_Stated exercise_
Copy out the entries below in full and exactly.

-- START --

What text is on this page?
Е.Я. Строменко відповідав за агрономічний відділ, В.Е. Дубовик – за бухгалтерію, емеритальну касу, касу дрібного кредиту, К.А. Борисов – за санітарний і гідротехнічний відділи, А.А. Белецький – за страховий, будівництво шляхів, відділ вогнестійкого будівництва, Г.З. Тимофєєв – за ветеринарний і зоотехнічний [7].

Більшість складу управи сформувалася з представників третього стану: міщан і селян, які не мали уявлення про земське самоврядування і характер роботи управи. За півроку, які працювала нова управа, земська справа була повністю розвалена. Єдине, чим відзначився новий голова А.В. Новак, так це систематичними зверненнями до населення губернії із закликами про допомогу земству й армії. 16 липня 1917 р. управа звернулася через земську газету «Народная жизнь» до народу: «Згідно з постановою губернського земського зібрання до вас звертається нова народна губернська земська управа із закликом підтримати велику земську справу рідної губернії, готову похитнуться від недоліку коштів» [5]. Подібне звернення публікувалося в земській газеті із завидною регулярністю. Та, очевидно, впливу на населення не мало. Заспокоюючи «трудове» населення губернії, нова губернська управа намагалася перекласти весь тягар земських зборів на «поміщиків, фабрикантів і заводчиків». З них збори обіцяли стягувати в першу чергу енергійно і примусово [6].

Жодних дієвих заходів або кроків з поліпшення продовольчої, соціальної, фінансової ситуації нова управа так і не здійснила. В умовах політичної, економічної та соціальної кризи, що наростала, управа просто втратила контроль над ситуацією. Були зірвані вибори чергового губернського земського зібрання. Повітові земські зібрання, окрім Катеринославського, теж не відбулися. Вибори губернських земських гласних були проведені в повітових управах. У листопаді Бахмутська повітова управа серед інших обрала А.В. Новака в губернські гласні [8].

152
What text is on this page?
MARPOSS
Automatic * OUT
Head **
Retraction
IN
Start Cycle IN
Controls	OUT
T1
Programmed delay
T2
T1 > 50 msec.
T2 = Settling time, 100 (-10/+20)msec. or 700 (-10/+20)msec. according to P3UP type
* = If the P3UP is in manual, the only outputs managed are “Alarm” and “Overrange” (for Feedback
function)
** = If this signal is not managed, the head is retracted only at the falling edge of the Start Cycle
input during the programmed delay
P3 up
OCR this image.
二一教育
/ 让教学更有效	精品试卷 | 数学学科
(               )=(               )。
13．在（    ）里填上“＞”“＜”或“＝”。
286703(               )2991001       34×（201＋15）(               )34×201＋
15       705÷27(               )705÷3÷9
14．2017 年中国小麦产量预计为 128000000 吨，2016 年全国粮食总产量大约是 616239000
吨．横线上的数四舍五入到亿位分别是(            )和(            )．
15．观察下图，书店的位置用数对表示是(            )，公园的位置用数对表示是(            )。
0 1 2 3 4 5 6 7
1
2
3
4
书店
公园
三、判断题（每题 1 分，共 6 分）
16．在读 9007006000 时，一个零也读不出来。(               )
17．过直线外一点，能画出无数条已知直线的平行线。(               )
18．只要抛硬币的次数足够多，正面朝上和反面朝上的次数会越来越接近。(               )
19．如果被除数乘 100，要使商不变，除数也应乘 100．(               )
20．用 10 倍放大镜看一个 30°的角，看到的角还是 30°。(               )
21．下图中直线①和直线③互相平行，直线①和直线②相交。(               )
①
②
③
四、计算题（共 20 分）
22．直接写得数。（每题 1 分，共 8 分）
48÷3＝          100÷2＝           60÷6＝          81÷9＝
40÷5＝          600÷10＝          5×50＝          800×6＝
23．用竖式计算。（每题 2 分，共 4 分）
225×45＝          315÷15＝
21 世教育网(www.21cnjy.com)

-- END --

_Expected output_
What text is on this page?
Е.Я. Строменко відповідав за агрономічний відділ, В.Е. Дубовик – за бухгалтерію, емеритальну касу, касу дрібного кредиту, К.А. Борисов – за санітарний і гідротехнічний відділи, А.А. Белецький – за страховий, будівництво шляхів, відділ вогнестійкого будівництва, Г.З. Тимофєєв – за ветеринарний і зоотехнічний [7].

Більшість складу управи сформувалася з представників третього стану: міщан і селян, які не мали уявлення про земське самоврядування і характер роботи управи. За півроку, які працювала нова управа, земська справа була повністю розвалена. Єдине, чим відзначився новий голова А.В. Новак, так це систематичними зверненнями до населення губернії із закликами про допомогу земству й армії. 16 липня 1917 р. управа звернулася через земську газету «Народная жизнь» до народу: «Згідно з постановою губернського земського зібрання до вас звертається нова народна губернська земська управа із закликом підтримати велику земську справу рідної губернії, готову похитнуться від недоліку коштів» [5]. Подібне звернення публікувалося в земській газеті із завидною регулярністю. Та, очевидно, впливу на населення не мало. Заспокоюючи «трудове» населення губернії, нова губернська управа намагалася перекласти весь тягар земських зборів на «поміщиків, фабрикантів і заводчиків». З них збори обіцяли стягувати в першу чергу енергійно і примусово [6].

Жодних дієвих заходів або кроків з поліпшення продовольчої, соціальної, фінансової ситуації нова управа так і не здійснила. В умовах політичної, економічної та соціальної кризи, що наростала, управа просто втратила контроль над ситуацією. Були зірвані вибори чергового губернського земського зібрання. Повітові земські зібрання, окрім Катеринославського, теж не відбулися. Вибори губернських земських гласних були проведені в повітових управах. У листопаді Бахмутська повітова управа серед інших обрала А.В. Новака в губернські гласні [8].

152
What text is on this page?
MARPOSS
Automatic * OUT
Head **
Retraction
IN
Start Cycle IN
Controls	OUT
T1
Programmed delay
T2
T1 > 50 msec.
T2 = Settling time, 100 (-10/+20)msec. or 700 (-10/+20)msec. according to P3UP type
* = If the P3UP is in manual, the only outputs managed are “Alarm” and “Overrange” (for Feedback
function)
** = If this signal is not managed, the head is retracted only at the falling edge of the Start Cycle
input during the programmed delay
P3 up
OCR this image.
二一教育
/ 让教学更有效	精品试卷 | 数学学科
(               )=(               )。
13．在（    ）里填上“＞”“＜”或“＝”。
286703(               )2991001       34×（201＋15）(               )34×201＋
15       705÷27(               )705÷3÷9
14．2017 年中国小麦产量预计为 128000000 吨，2016 年全国粮食总产量大约是 616239000
吨．横线上的数四舍五入到亿位分别是(            )和(            )．
15．观察下图，书店的位置用数对表示是(            )，公园的位置用数对表示是(            )。
0 1 2 3 4 5 6 7
1
2
3
4
书店
公园
三、判断题（每题 1 分，共 6 分）
16．在读 9007006000 时，一个零也读不出来。(               )
17．过直线外一点，能画出无数条已知直线的平行线。(               )
18．只要抛硬币的次数足够多，正面朝上和反面朝上的次数会越来越接近。(               )
19．如果被除数乘 100，要使商不变，除数也应乘 100．(               )
20．用 10 倍放大镜看一个 30°的角，看到的角还是 30°。(               )
21．下图中直线①和直线③互相平行，直线①和直线②相交。(               )
①
②
③
四、计算题（共 20 分）
22．直接写得数。（每题 1 分，共 8 分）
48÷3＝          100÷2＝           60÷6＝          81÷9＝
40÷5＝          600÷10＝          5×50＝          800×6＝
23．用竖式计算。（每题 2 分，共 4 分）
225×45＝          315÷15＝
21 世教育网(www.21cnjy.com)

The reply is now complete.